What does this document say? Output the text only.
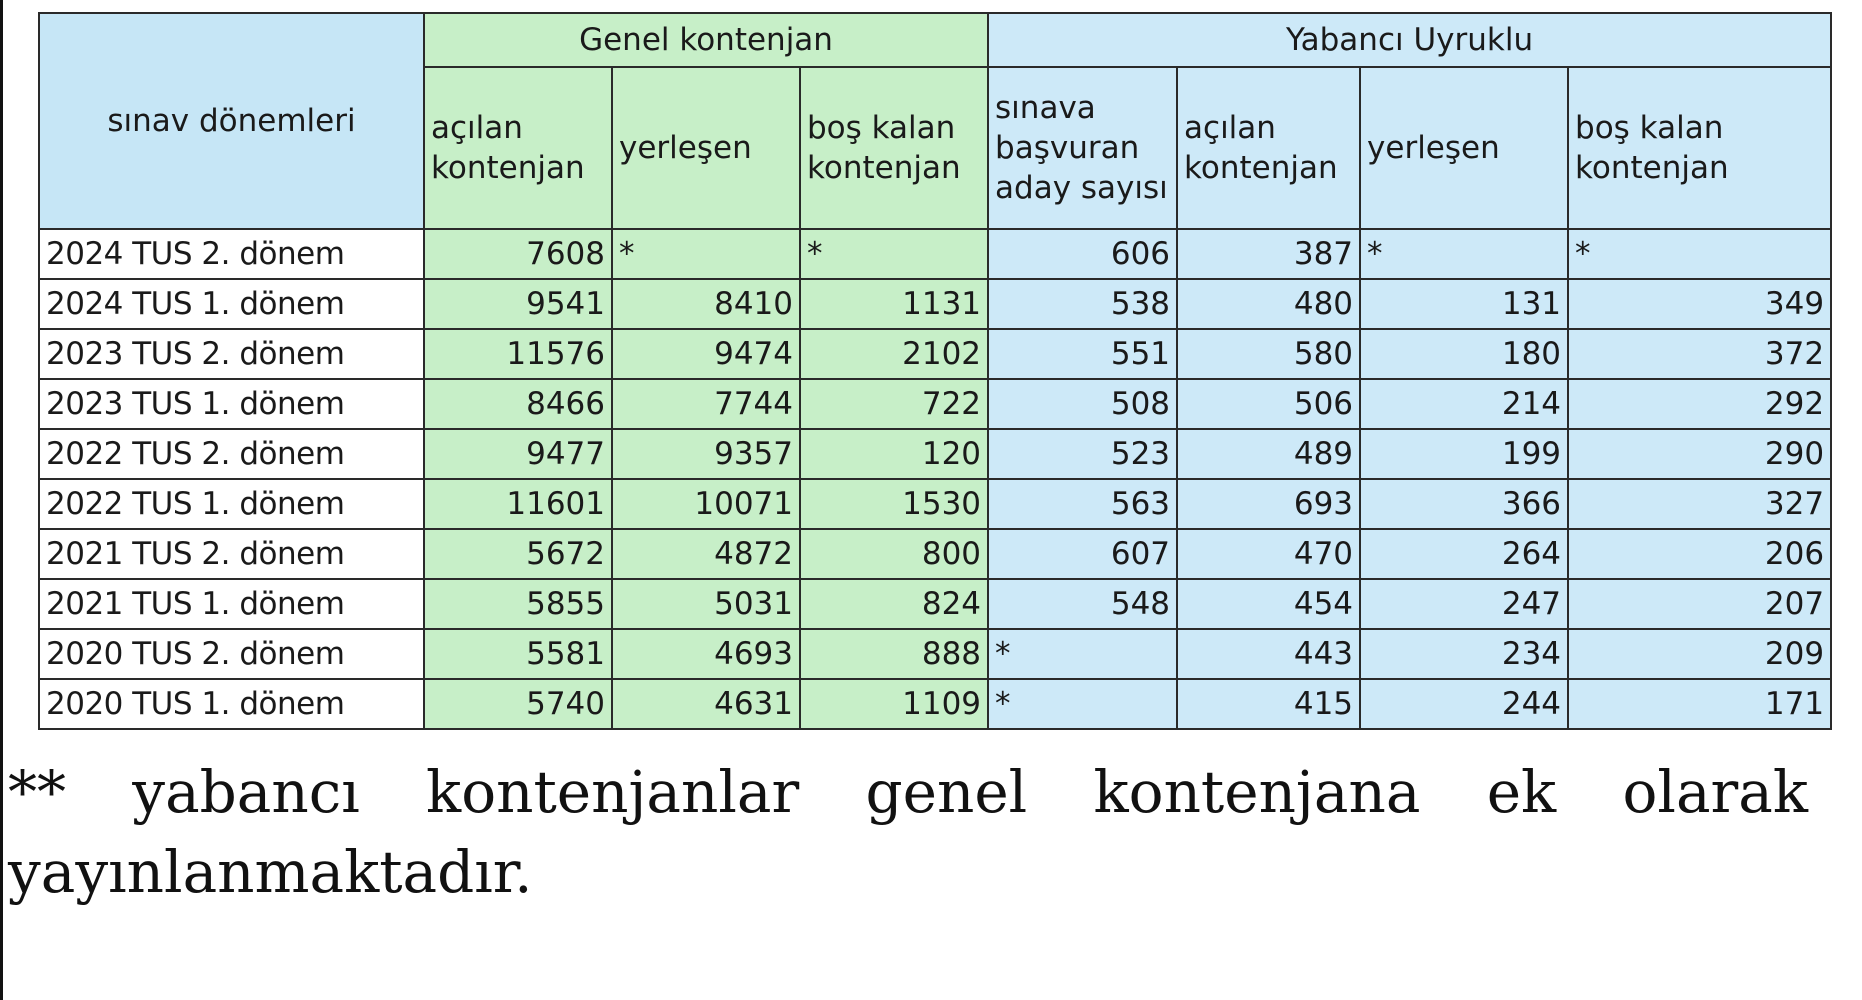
sınav dönemleri	Genel kontenjan			Yabancı Uyruklu			
	açılan kontenjan	yerleşen	boş kalan kontenjan	sınava başvuran aday sayısı	açılan kontenjan	yerleşen	boş kalan kontenjan
2024 TUS 2. dönem	7608	*	*	606	387	*	*
2024 TUS 1. dönem	9541	8410	1131	538	480	131	349
2023 TUS 2. dönem	11576	9474	2102	551	580	180	372
2023 TUS 1. dönem	8466	7744	722	508	506	214	292
2022 TUS 2. dönem	9477	9357	120	523	489	199	290
2022 TUS 1. dönem	11601	10071	1530	563	693	366	327
2021 TUS 2. dönem	5672	4872	800	607	470	264	206
2021 TUS 1. dönem	5855	5031	824	548	454	247	207
2020 TUS 2. dönem	5581	4693	888	*	443	234	209
2020 TUS 1. dönem	5740	4631	1109	*	415	244	171
** yabancı kontenjanlar genel kontenjana ek olarak yayınlanmaktadır.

- _WHAT THIS TASK INVOLVES_: Copy every record above exactly as written, but leave out the pictures.

- _WRITTEN RESPONSE_:
What does this document say? Output the text only.
sınav dönemleri	Genel kontenjan			Yabancı Uyruklu			
	açılan kontenjan	yerleşen	boş kalan kontenjan	sınava başvuran aday sayısı	açılan kontenjan	yerleşen	boş kalan kontenjan
2024 TUS 2. dönem	7608	*	*	606	387	*	*
2024 TUS 1. dönem	9541	8410	1131	538	480	131	349
2023 TUS 2. dönem	11576	9474	2102	551	580	180	372
2023 TUS 1. dönem	8466	7744	722	508	506	214	292
2022 TUS 2. dönem	9477	9357	120	523	489	199	290
2022 TUS 1. dönem	11601	10071	1530	563	693	366	327
2021 TUS 2. dönem	5672	4872	800	607	470	264	206
2021 TUS 1. dönem	5855	5031	824	548	454	247	207
2020 TUS 2. dönem	5581	4693	888	*	443	234	209
2020 TUS 1. dönem	5740	4631	1109	*	415	244	171
** yabancı kontenjanlar genel kontenjana ek olarak yayınlanmaktadır.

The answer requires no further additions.